WORK TO COMPLETE: Pull out every line from the listing that has the word "показа".

start

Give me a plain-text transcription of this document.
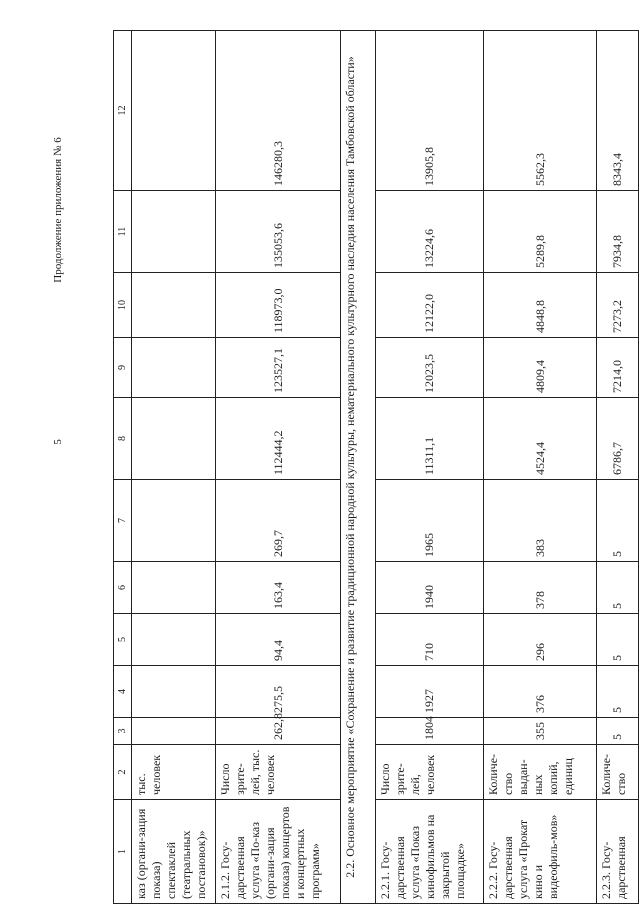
5
Продолжение приложения № 6
1	2	3	4	5	6	7	8	9	10	11	12
каз (органи-зация показа) спектаклей (театральных постановок)»	тыс. человек										
2.1.2. Госу-дарственная услуга «По-каз (органи-зация показа) концертов и концертных программ»	Число зрите-лей, тыс. человек	262,8	275,5	94,4	163,4	269,7	112444,2	123527,1	118973,0	135053,6	146280,3
2.2. Основное мероприятие «Сохранение и развитие традиционной народной культуры, нематериального культурного наследия населения Тамбовской области»											
2.2.1. Госу-дарственная услуга «Показ кинофильмов на закрытой площадке»	Число зрите-лей, человек	1804	1927	710	1940	1965	11311,1	12023,5	12122,0	13224,6	13905,8
2.2.2. Госу-дарственная услуга «Прокат кино и видеофиль-мов»	Количе-ство выдан-ных копий, единиц	355	376	296	378	383	4524,4	4809,4	4848,8	5289,8	5562,3
2.2.3. Госу-дарственная	Количе-ство	5	5	5	5	5	6786,7	7214,0	7273,2	7934,8	8343,4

end

ANSWER TO THIS PROBLEM:
каз (органи-зация показа) спектаклей (театральных постановок)»	тыс. человек										
2.1.2. Госу-дарственная услуга «По-каз (органи-зация показа) концертов и концертных программ»	Число зрите-лей, тыс. человек	262,8	275,5	94,4	163,4	269,7	112444,2	123527,1	118973,0	135053,6	146280,3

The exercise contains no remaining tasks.